> Your instructions
Look for the string "score" in the lines and copy each line that has it.

***** Input material

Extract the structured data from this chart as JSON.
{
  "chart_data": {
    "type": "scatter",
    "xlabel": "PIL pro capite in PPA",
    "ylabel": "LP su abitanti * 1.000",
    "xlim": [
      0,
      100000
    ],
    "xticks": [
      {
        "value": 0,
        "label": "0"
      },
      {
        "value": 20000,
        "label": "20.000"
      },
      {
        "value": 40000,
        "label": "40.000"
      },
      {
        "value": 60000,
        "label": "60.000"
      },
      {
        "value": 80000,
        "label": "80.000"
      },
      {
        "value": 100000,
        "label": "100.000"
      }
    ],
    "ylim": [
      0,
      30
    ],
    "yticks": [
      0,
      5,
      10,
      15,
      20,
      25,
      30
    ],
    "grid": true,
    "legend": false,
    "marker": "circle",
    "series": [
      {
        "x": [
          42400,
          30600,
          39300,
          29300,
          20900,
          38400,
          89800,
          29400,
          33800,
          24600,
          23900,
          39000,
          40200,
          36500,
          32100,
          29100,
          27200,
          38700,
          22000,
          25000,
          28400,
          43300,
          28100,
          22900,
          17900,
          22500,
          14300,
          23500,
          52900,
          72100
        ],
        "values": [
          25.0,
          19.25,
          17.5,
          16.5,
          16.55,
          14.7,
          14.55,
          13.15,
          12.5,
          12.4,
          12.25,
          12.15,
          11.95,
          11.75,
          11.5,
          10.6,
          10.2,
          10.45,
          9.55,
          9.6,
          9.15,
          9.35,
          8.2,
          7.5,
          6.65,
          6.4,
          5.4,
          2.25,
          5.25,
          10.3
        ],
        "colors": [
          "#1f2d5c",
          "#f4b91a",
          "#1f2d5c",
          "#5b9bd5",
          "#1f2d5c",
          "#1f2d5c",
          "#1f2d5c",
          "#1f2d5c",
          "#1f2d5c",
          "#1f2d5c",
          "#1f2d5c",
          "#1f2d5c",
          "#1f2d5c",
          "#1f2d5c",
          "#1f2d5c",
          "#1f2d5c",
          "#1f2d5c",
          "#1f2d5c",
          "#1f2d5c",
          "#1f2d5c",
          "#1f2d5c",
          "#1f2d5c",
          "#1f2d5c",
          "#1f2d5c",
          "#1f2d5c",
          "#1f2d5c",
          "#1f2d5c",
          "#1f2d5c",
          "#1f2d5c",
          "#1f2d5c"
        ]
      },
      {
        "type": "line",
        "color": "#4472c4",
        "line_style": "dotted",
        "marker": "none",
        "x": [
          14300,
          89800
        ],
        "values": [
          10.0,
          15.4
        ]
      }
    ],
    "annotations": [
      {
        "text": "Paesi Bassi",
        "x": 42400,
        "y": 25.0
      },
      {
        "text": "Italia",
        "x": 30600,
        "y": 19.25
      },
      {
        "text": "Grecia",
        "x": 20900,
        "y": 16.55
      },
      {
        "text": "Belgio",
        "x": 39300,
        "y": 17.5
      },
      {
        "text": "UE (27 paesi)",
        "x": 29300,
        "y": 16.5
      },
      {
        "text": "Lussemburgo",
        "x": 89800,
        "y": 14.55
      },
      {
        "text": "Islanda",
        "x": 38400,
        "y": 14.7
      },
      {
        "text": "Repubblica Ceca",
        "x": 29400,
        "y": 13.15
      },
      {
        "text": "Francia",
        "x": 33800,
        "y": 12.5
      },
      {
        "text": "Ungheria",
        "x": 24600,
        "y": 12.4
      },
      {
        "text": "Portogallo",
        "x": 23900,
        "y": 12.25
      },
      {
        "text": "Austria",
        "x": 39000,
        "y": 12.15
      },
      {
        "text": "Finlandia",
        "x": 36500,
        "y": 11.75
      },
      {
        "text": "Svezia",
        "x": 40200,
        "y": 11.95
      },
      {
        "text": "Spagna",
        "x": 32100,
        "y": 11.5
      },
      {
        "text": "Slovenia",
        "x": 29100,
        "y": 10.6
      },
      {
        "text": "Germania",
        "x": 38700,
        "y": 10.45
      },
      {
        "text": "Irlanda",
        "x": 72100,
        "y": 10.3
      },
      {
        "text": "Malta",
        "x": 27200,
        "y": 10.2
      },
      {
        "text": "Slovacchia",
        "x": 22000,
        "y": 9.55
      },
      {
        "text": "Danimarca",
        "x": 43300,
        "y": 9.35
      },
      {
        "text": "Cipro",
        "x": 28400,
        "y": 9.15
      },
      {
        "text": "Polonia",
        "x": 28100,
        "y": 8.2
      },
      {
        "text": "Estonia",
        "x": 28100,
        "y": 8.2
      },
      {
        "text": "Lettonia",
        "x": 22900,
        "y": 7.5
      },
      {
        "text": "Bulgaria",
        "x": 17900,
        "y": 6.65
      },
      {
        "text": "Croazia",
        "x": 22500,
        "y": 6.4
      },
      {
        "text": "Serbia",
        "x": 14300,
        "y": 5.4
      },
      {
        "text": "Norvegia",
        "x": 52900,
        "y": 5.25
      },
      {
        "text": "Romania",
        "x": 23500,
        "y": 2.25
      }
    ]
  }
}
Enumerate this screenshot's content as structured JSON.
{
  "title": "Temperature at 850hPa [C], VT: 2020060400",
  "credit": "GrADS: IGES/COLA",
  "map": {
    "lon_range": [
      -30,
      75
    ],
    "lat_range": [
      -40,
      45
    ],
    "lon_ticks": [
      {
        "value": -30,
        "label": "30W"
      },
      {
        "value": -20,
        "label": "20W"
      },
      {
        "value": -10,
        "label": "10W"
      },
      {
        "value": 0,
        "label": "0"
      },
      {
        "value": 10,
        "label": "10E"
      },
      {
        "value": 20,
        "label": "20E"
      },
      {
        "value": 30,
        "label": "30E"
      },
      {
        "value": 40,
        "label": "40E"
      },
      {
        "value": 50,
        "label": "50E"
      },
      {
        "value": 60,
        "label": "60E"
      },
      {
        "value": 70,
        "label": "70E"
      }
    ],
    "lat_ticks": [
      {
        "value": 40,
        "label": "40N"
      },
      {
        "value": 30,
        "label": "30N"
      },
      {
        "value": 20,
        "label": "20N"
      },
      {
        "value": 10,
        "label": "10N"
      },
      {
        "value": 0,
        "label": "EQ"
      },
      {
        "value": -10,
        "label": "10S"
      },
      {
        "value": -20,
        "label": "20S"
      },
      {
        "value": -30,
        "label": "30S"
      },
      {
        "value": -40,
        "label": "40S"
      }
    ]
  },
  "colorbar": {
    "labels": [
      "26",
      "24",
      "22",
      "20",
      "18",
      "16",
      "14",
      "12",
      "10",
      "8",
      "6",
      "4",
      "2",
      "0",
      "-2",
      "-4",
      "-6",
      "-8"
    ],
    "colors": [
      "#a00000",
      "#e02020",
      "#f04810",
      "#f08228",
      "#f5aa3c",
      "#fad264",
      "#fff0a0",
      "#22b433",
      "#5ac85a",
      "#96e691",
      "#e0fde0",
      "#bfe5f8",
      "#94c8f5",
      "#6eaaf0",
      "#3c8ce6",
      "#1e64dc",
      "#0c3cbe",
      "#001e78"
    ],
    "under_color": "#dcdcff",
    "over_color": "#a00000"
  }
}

**********
***** Input material

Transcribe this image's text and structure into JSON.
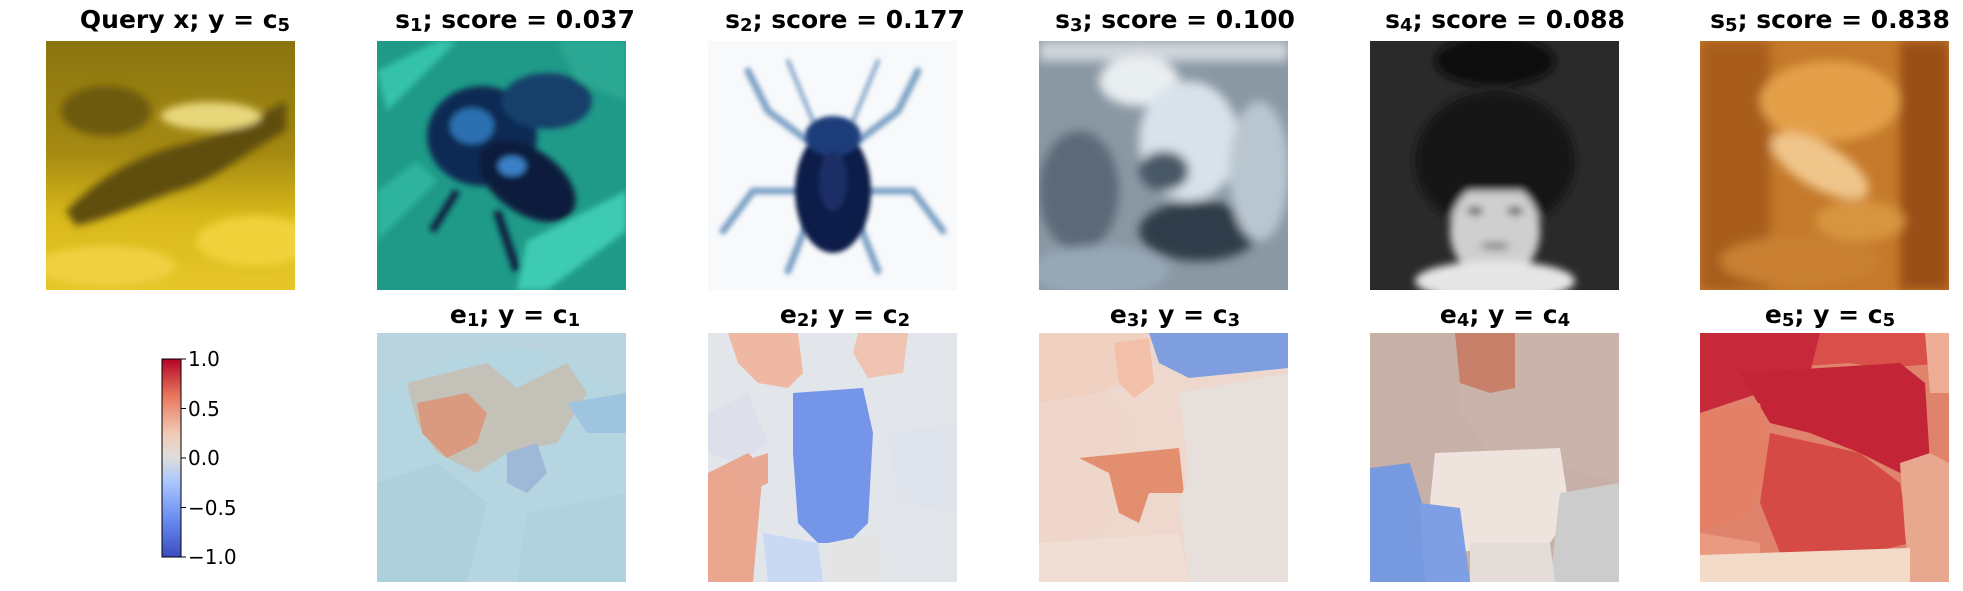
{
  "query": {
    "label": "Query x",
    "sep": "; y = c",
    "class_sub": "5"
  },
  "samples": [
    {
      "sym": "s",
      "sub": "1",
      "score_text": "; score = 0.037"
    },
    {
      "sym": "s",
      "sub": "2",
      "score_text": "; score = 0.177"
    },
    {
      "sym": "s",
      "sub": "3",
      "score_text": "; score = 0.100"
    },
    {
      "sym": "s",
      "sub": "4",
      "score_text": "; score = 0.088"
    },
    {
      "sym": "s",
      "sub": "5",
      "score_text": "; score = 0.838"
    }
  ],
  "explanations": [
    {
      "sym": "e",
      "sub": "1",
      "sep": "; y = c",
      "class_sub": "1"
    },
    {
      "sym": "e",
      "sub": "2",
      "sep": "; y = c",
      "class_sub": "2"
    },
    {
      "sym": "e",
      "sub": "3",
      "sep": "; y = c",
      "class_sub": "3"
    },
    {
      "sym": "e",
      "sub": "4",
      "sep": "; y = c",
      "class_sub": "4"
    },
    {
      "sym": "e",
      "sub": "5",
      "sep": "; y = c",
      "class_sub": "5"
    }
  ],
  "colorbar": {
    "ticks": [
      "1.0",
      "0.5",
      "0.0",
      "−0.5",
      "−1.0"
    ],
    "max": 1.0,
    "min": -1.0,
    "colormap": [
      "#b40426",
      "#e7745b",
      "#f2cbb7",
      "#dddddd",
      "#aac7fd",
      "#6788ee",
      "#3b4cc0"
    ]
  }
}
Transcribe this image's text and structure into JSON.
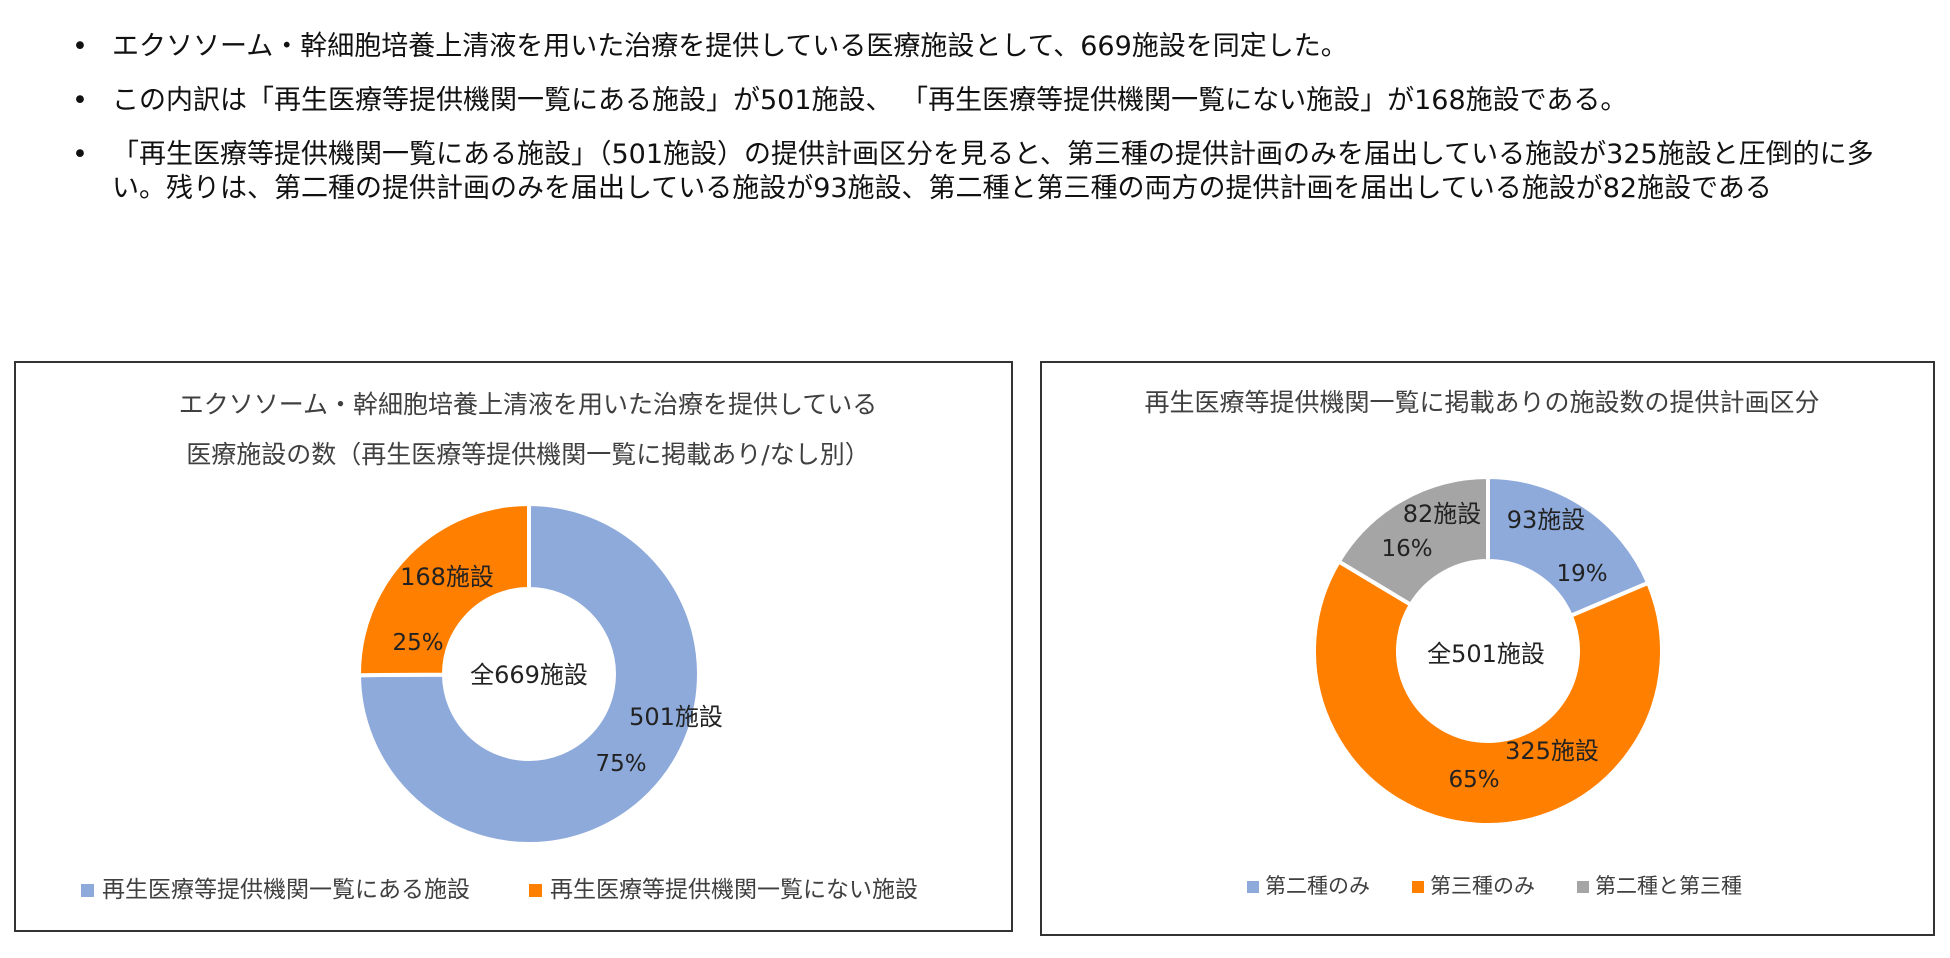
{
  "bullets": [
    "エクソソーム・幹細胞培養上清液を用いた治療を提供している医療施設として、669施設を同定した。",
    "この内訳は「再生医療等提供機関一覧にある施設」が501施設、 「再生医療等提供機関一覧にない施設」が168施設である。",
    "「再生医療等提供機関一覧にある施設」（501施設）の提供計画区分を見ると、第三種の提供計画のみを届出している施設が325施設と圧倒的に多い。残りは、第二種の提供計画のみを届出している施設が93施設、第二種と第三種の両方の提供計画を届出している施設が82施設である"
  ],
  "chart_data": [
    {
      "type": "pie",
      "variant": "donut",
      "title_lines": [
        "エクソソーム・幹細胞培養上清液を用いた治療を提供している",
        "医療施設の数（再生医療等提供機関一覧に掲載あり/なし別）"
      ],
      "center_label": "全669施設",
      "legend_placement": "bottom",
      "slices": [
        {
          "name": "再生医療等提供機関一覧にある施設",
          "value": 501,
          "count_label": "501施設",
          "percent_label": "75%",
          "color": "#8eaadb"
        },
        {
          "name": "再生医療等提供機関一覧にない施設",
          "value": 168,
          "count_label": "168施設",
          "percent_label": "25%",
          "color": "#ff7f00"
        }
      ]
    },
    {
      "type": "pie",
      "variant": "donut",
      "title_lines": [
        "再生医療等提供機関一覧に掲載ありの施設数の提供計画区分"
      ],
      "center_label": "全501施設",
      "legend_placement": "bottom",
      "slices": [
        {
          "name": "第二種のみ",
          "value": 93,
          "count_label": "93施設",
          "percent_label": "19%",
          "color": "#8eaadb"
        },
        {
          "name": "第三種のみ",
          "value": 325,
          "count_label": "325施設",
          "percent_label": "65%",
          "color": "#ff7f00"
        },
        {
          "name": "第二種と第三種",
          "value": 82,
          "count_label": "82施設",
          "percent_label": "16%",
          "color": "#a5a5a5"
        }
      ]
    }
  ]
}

**********

> Finished task
      "score_text": "; score = 0.037"
      "score_text": "; score = 0.177"
      "score_text": "; score = 0.100"
      "score_text": "; score = 0.088"
      "score_text": "; score = 0.838"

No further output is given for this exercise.